The exercise:
Search the data for the string "Output" and gather each line it is in.

Task inputs:
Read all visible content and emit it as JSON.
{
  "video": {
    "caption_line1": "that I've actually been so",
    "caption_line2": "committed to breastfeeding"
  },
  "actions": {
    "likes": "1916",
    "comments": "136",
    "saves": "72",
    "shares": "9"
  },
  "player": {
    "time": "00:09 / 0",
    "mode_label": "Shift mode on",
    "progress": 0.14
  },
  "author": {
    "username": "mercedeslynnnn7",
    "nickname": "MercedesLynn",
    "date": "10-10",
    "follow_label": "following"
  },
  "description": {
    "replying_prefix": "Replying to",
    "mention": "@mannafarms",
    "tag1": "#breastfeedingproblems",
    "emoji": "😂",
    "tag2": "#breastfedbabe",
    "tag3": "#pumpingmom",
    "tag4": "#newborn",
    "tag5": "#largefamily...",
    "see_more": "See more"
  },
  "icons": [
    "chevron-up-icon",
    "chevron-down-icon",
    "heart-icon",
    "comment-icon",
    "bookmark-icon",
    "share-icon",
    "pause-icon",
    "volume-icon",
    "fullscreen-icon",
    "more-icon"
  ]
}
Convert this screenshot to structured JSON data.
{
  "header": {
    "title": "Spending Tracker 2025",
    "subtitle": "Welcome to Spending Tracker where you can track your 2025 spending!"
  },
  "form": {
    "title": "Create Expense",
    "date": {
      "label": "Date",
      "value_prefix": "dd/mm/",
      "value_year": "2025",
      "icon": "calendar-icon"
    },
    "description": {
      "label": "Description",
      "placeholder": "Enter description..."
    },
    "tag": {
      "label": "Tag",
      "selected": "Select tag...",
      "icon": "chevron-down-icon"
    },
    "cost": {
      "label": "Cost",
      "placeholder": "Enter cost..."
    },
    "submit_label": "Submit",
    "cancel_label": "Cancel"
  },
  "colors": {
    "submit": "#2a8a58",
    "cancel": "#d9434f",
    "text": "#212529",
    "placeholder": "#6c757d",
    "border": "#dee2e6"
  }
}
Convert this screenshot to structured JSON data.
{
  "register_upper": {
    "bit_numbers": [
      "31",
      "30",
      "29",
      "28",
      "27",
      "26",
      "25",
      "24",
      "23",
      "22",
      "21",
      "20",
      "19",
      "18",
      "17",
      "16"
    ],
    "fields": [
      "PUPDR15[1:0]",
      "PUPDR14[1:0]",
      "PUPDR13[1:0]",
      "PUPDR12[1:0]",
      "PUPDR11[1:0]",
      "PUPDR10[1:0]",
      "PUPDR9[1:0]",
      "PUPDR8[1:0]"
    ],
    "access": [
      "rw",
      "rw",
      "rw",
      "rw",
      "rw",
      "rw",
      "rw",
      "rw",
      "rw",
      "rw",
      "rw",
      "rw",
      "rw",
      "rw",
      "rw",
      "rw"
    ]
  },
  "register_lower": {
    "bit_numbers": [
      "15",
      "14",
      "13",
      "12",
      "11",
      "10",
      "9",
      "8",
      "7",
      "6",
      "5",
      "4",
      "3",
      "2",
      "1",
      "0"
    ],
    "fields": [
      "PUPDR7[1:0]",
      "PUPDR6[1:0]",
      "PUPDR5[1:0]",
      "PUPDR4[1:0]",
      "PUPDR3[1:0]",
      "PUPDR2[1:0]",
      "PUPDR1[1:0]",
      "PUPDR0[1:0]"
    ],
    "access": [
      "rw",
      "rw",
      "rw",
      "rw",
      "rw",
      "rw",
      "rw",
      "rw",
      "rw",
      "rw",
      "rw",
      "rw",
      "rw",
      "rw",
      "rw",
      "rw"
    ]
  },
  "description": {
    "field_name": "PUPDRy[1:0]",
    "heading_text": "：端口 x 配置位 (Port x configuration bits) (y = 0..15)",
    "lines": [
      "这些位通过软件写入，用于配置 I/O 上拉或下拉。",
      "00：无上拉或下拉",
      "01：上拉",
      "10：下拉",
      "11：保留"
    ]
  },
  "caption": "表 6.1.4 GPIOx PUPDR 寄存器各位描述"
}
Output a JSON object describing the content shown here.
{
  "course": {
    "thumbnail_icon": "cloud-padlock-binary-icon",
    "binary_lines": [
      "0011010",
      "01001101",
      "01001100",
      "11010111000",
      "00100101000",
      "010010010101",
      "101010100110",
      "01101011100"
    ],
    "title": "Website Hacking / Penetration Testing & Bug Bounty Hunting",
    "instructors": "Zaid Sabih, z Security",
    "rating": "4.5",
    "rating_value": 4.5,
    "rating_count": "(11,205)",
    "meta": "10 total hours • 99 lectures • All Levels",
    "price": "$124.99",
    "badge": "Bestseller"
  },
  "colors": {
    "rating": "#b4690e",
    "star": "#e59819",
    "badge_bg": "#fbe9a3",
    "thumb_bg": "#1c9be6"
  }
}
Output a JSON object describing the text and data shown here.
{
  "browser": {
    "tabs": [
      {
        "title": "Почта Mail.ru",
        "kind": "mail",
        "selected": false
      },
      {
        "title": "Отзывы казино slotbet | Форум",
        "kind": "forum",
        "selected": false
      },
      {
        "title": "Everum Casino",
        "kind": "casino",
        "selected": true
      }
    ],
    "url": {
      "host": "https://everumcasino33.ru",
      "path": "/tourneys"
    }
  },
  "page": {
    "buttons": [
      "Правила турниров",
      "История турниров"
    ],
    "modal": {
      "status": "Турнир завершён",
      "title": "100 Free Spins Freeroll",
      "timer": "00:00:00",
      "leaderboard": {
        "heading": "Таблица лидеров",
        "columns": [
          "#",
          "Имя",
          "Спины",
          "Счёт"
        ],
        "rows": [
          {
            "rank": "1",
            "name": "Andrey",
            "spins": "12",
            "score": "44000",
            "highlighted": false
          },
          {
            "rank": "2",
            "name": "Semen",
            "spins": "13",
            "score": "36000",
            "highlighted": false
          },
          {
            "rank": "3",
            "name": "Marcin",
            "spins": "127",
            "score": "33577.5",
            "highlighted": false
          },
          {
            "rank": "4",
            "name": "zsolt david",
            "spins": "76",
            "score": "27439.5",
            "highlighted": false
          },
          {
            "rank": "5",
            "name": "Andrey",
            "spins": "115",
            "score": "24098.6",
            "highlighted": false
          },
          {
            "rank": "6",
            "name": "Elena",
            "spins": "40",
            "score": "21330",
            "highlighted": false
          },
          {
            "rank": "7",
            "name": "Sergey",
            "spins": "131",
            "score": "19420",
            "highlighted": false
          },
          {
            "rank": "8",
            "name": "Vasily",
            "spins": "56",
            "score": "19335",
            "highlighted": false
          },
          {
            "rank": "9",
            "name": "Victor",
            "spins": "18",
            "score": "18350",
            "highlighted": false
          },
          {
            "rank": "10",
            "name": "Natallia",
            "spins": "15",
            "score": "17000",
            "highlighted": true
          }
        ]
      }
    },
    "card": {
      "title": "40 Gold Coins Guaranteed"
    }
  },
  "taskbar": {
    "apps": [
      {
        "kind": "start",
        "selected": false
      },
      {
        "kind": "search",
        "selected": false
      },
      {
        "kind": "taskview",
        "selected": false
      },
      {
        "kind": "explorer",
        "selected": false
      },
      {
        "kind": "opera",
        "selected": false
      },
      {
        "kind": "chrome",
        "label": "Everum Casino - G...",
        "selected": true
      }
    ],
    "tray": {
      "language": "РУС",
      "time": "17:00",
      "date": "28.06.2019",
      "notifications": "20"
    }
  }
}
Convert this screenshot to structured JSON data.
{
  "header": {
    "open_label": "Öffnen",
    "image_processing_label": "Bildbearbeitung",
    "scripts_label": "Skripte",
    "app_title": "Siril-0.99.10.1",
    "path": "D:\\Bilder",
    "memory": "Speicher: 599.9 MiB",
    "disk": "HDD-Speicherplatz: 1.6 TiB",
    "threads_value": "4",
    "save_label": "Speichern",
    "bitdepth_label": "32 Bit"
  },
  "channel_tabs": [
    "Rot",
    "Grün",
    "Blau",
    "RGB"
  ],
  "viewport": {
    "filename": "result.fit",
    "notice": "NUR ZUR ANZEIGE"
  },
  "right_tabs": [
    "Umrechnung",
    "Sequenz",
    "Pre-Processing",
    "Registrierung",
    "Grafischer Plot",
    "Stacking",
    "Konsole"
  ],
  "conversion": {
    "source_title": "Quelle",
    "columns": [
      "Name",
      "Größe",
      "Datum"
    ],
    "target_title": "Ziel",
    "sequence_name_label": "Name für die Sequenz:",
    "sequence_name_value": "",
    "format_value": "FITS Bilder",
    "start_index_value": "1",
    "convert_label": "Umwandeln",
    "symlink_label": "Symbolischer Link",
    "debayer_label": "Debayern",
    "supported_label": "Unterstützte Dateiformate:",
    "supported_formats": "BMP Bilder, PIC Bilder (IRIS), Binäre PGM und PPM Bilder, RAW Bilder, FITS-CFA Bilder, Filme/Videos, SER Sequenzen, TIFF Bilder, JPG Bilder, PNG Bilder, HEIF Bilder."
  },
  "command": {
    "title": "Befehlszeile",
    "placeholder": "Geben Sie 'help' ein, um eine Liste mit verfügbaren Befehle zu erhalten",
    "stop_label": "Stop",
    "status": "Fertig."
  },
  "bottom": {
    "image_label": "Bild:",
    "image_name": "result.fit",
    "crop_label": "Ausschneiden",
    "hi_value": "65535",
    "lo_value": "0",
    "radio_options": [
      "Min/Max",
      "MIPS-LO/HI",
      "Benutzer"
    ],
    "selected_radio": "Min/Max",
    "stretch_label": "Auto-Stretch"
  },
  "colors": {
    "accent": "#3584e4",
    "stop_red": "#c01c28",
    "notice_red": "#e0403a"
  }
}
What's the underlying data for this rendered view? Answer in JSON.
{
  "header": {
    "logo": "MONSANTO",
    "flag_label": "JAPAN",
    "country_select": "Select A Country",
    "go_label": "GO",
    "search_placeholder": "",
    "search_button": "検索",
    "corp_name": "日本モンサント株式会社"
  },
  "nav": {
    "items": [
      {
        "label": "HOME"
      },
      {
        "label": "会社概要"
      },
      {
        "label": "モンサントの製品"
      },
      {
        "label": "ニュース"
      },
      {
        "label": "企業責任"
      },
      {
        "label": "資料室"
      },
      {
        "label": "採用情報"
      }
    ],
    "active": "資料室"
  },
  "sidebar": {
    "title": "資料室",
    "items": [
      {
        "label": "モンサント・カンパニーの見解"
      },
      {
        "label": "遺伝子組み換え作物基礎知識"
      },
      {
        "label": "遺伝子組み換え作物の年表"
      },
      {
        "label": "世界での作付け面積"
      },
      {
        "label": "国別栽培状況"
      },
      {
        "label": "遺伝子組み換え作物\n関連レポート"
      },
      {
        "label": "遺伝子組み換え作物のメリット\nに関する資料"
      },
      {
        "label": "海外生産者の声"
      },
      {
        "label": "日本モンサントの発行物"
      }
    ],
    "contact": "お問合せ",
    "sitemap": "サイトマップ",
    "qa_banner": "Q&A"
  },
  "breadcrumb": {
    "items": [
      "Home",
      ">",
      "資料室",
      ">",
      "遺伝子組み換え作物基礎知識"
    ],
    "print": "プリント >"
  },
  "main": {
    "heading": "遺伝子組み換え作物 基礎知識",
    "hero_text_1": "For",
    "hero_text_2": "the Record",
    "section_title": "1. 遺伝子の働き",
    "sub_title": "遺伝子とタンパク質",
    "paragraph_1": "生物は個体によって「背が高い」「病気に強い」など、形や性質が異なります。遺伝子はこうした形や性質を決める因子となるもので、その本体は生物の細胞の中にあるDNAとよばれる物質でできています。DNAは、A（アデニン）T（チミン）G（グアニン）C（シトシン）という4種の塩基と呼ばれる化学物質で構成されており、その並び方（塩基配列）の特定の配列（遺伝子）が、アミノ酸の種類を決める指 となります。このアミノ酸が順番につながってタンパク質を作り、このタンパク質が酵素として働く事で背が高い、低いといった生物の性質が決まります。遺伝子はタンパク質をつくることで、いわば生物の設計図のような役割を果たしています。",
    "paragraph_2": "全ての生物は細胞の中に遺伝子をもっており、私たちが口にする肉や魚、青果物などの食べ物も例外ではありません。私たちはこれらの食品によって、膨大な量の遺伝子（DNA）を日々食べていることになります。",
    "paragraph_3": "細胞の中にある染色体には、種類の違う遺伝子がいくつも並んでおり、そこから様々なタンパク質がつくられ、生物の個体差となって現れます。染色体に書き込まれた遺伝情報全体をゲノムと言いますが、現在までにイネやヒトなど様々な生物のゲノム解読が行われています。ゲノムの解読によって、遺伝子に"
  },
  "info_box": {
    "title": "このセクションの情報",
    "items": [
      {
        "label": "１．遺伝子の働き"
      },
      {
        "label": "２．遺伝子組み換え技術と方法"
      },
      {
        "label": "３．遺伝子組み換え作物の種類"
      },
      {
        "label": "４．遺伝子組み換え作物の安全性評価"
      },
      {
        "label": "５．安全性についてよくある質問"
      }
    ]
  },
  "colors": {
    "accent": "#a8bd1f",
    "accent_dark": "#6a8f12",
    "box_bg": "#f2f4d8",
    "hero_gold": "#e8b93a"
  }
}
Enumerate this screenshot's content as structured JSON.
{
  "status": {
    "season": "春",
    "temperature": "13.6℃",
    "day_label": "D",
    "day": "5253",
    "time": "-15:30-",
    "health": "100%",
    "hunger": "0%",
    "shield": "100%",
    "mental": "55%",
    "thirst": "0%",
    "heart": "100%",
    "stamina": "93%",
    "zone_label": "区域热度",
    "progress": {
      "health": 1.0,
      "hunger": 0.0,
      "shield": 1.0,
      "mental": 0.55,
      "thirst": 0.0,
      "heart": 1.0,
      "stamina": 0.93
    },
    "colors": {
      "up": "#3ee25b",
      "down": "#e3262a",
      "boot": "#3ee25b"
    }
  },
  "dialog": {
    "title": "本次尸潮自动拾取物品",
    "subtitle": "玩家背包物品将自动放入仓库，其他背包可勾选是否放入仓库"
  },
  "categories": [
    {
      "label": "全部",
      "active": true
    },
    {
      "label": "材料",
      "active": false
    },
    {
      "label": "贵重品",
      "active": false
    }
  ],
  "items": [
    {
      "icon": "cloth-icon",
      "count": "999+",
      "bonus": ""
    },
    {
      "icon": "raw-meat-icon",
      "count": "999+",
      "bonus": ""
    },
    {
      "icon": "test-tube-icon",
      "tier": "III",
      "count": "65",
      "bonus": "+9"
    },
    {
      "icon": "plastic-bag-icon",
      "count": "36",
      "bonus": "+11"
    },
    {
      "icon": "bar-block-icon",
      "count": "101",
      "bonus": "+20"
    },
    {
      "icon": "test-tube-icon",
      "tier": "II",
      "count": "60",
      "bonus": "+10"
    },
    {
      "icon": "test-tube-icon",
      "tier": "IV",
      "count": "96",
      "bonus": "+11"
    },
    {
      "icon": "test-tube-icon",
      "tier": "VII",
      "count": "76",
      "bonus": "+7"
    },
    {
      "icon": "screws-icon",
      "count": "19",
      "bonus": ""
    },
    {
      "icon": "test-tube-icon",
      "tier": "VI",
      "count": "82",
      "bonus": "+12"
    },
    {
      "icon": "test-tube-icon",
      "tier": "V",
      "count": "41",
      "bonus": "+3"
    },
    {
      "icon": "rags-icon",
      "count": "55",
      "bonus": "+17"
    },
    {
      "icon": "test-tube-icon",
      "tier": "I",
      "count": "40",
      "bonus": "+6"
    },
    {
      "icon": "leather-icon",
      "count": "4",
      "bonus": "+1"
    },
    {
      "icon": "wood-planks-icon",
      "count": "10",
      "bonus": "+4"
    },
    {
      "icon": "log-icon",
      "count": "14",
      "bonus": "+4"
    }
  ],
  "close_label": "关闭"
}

Result for this task:
Output a JSON object describing the content shown here.
Output a JSON object describing the text and data shown here.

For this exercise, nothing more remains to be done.